__Задание 1__. Что, согласно фрагменту об отвращении, собирает завороженный смертью?
__Задание 2__. Перепишите из фрагмента об отвращении без изменений отрывок, который начинается словами «Застывание в этой» и заканчивается словами «развития нашей личности.».

__Текст для анализа__.
Застывание в этой завороженности отвратительным требует «письмен», письменных фиксаций произошедшего: например, шопоголик считывает ценники и инструкции, игроман считает будущий выигрыш, завороженный смертью собирает кладбищенские истории. Избавиться от этого «письма» позволяет хорошая литература, показывающая условный характер того, что до этого казалось непосредственным выходом к предмету. Мы благодаря литературе об игроманах или людях, попавших в тупиковые личные отношения, понимаем, сколь ошибочным было то, что мы принимали за нормальную динамику развития нашей личности.
Но гораздо труднее справиться с завороженностью собственным ужасным, собственным телом, его выделениями, его некрасивостью – известно, как отвращение к собственному телу может довести до анорексии из-за неправильного голодания, до алкоголизма или какого-то еще калечения себя. С этим тоже приходится иметь дело психоаналитику. Дело в том, что отвращение к себе и при этом завороженность собой обязано влиянию ритуалов, вроде ритуала стыда, коллективного устыжения ребенка, к которому сам ребенок привыкает. Когда тебя влечет твое спивающееся или болезненно худеющее тело, ты не можешь оторваться от этого маняще-отвратительного: тебе и стыдно, и приятно. Кристева вспоминает обряды позора, то же самое коллективное устыжение человека в первобытных обществах:
Прежде всего, обряды, касающиеся позора (а может быть, и все обряды, обряд позора среди них может быть прототипным), выплескивают предзнаковое воздействие, семиотическое воздействие, язык. По крайней мере, так можно подкрепить определения антропологов, согласно которым обряды скорее акты, чем символы. Другими словами, обряды не удерживаются в своем означающем измерении, они обладают вещественным, активным, транслингвистическим, магическим воздействием[138].

__Выборка данных__.
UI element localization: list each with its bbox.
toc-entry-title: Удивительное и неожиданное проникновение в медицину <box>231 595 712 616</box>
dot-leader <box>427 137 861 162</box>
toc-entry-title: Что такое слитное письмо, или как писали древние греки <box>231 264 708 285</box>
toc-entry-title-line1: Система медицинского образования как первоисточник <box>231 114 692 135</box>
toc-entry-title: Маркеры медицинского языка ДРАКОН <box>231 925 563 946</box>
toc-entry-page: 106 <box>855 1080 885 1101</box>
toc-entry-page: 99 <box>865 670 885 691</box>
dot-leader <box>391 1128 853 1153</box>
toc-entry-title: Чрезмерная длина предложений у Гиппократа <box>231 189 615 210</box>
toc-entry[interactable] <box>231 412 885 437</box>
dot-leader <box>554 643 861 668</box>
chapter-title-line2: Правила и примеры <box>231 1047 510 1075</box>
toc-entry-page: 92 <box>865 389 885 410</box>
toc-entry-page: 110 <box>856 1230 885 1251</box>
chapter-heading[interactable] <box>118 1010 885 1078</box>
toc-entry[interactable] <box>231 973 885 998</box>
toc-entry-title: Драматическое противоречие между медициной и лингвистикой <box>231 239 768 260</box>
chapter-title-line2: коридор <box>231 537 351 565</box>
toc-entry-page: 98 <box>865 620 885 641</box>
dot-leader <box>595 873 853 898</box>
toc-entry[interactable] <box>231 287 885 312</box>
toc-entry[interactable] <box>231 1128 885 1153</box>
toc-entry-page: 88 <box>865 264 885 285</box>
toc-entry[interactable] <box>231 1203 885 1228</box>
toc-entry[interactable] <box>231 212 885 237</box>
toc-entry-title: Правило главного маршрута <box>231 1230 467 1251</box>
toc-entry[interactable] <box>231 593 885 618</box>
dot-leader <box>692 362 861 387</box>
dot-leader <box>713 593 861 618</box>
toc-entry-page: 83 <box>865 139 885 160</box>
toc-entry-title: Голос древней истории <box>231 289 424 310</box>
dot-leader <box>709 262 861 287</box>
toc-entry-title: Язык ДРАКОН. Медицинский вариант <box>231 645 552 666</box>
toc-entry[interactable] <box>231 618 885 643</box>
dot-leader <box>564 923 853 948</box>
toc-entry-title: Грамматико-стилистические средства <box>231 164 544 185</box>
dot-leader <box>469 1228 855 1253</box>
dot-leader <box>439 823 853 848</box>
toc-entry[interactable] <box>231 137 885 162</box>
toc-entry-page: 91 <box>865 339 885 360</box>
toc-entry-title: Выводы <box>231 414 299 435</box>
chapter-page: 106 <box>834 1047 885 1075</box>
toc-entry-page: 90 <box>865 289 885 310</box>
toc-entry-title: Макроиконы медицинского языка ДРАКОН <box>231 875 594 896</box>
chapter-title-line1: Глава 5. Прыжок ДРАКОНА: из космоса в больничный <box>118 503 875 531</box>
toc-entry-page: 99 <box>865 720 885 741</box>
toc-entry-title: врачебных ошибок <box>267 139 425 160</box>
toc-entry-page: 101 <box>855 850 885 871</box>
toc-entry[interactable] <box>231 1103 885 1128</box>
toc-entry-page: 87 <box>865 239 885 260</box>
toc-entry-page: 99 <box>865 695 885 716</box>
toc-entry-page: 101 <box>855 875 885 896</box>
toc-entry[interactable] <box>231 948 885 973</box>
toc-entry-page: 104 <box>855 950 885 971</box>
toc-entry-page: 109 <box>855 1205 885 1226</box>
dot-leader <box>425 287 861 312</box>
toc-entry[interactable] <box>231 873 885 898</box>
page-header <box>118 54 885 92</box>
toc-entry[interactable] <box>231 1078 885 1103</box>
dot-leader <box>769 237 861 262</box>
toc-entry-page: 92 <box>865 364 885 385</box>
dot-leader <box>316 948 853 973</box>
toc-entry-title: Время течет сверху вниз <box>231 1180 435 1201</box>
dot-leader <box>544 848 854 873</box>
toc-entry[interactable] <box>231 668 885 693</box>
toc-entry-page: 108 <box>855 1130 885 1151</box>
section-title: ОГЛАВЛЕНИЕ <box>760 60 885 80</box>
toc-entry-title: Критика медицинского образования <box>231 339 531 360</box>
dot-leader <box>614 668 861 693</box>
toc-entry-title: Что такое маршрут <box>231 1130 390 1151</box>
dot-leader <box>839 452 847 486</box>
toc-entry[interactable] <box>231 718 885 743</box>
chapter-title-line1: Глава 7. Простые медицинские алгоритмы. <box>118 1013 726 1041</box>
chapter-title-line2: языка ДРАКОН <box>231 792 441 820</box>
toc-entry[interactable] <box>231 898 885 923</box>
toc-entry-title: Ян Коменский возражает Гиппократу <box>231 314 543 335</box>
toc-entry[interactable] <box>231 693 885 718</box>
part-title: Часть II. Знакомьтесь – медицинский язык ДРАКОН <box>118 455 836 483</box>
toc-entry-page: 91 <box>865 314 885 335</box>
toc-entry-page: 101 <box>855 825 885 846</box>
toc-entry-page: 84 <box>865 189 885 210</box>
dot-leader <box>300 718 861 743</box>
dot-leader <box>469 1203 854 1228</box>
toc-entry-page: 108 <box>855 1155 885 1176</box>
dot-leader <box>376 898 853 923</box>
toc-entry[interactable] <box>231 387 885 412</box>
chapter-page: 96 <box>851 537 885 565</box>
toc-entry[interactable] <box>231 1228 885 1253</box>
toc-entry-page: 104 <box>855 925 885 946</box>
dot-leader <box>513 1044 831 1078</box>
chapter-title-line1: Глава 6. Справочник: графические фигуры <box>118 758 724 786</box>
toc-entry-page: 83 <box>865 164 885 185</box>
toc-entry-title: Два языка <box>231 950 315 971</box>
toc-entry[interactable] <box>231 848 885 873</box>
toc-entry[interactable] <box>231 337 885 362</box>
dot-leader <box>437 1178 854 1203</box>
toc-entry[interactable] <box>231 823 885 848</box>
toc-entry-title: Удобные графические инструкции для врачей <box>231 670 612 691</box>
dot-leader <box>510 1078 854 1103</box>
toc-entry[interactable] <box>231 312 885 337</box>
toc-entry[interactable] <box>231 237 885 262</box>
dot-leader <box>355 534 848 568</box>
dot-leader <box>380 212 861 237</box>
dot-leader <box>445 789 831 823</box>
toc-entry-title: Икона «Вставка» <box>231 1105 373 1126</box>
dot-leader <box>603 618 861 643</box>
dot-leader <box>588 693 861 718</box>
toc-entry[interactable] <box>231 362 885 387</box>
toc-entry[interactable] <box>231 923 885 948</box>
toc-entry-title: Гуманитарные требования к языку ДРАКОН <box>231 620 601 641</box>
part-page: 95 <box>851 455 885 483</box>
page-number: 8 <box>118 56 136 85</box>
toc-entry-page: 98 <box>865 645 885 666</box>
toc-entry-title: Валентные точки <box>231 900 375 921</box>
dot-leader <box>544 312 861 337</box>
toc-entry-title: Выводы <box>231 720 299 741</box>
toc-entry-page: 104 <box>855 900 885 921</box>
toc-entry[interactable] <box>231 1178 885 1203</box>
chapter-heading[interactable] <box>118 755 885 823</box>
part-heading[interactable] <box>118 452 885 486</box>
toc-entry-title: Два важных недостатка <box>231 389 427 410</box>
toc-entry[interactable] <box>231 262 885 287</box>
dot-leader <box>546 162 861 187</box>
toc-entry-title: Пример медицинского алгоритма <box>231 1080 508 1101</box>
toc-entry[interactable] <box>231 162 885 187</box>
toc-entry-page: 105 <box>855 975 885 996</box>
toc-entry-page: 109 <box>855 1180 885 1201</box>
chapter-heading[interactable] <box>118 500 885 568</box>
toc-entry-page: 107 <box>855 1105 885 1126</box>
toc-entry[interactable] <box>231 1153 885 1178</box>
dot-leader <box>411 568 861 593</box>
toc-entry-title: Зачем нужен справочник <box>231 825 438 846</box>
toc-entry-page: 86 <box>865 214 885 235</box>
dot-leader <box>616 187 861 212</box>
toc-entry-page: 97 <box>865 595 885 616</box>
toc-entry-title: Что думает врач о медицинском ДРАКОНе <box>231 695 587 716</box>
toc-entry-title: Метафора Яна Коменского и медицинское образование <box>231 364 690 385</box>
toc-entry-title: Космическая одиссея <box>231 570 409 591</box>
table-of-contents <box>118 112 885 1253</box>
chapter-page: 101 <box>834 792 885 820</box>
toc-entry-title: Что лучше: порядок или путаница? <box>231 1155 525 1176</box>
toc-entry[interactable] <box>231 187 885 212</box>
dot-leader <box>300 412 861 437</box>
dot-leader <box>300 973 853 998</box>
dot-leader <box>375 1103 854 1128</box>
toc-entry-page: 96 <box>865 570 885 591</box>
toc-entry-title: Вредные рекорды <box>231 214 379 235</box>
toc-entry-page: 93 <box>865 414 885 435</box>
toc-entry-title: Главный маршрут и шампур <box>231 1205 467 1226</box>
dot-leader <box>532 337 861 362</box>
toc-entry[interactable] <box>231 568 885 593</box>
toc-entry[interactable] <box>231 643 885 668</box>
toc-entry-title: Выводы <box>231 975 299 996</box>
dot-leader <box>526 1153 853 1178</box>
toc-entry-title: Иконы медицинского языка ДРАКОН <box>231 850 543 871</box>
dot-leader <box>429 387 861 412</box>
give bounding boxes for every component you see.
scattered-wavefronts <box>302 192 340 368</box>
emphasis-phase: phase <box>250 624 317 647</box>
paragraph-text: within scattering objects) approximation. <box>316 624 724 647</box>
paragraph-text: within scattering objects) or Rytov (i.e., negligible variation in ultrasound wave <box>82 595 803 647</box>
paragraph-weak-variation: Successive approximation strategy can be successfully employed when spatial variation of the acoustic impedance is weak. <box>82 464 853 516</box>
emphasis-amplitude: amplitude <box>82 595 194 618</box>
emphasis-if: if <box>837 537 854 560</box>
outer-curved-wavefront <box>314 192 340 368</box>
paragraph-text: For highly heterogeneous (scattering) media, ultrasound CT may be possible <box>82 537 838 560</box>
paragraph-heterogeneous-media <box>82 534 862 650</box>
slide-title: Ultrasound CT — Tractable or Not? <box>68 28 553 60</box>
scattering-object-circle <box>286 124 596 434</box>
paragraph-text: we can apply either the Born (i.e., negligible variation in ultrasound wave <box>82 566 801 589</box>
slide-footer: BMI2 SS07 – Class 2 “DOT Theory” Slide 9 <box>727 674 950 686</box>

__Поле ответа 1__. Кладбищенские истории.

__Поле ответа 2__.
Застывание в этой завороженности отвратительным требует «письмен», письменных фиксаций произошедшего: например, шопоголик считывает ценники и инструкции, игроман считает будущий выигрыш, завороженный смертью собирает кладбищенские истории. Избавиться от этого «письма» позволяет хорошая литература, показывающая условный характер того, что до этого казалось непосредственным выходом к предмету. Мы благодаря литературе об игроманах или людях, попавших в тупиковые личные отношения, понимаем, сколь ошибочным было то, что мы принимали за нормальную динамику развития нашей личности.